» DATA IN THIS EXERCISE:

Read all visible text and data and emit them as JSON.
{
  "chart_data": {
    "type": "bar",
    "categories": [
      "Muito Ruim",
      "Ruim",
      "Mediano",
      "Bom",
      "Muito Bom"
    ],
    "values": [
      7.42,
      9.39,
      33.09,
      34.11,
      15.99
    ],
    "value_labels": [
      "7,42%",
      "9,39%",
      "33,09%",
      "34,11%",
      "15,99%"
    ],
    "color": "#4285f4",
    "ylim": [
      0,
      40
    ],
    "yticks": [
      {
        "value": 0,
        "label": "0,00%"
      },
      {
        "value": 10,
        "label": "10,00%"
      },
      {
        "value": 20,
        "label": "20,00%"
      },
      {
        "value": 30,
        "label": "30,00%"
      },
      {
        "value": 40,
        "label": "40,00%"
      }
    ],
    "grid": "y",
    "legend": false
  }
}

» REQUEST:
Output the entries verbatim.

» WRITTEN RESPONSE:
Read all visible text and data and emit them as JSON.
{
  "chart_data": {
    "type": "bar",
    "categories": [
      "Muito Ruim",
      "Ruim",
      "Mediano",
      "Bom",
      "Muito Bom"
    ],
    "values": [
      7.42,
      9.39,
      33.09,
      34.11,
      15.99
    ],
    "value_labels": [
      "7,42%",
      "9,39%",
      "33,09%",
      "34,11%",
      "15,99%"
    ],
    "color": "#4285f4",
    "ylim": [
      0,
      40
    ],
    "yticks": [
      {
        "value": 0,
        "label": "0,00%"
      },
      {
        "value": 10,
        "label": "10,00%"
      },
      {
        "value": 20,
        "label": "20,00%"
      },
      {
        "value": 30,
        "label": "30,00%"
      },
      {
        "value": 40,
        "label": "40,00%"
      }
    ],
    "grid": "y",
    "legend": false
  }
}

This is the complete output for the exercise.